Dataset items
## Start
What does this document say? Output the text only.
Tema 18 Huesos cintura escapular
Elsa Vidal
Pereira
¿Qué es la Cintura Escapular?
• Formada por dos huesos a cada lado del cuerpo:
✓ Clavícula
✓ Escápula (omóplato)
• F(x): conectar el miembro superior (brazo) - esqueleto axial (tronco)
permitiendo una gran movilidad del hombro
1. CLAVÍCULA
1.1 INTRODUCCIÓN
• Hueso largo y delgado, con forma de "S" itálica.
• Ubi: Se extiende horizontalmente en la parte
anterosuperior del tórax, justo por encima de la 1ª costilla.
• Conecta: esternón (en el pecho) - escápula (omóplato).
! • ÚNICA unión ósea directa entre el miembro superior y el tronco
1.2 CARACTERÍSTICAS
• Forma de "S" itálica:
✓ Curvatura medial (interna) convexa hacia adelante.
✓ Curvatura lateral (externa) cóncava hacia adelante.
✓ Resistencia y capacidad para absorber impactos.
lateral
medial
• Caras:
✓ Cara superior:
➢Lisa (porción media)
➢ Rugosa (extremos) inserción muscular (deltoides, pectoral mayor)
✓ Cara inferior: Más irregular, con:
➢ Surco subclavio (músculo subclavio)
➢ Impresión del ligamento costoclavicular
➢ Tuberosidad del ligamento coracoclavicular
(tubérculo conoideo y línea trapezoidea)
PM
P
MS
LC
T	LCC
## End
*THE TASK:*
Extract all lines as given.

*RESULT:*
What does this document say? Output the text only.
Tema 18 Huesos cintura escapular
Elsa Vidal
Pereira
¿Qué es la Cintura Escapular?
• Formada por dos huesos a cada lado del cuerpo:
✓ Clavícula
✓ Escápula (omóplato)
• F(x): conectar el miembro superior (brazo) - esqueleto axial (tronco)
permitiendo una gran movilidad del hombro
1. CLAVÍCULA
1.1 INTRODUCCIÓN
• Hueso largo y delgado, con forma de "S" itálica.
• Ubi: Se extiende horizontalmente en la parte
anterosuperior del tórax, justo por encima de la 1ª costilla.
• Conecta: esternón (en el pecho) - escápula (omóplato).
! • ÚNICA unión ósea directa entre el miembro superior y el tronco
1.2 CARACTERÍSTICAS
• Forma de "S" itálica:
✓ Curvatura medial (interna) convexa hacia adelante.
✓ Curvatura lateral (externa) cóncava hacia adelante.
✓ Resistencia y capacidad para absorber impactos.
lateral
medial
• Caras:
✓ Cara superior:
➢Lisa (porción media)
➢ Rugosa (extremos) inserción muscular (deltoides, pectoral mayor)
✓ Cara inferior: Más irregular, con:
➢ Surco subclavio (músculo subclavio)
➢ Impresión del ligamento costoclavicular
➢ Tuberosidad del ligamento coracoclavicular
(tubérculo conoideo y línea trapezoidea)
PM
P
MS
LC
T	LCC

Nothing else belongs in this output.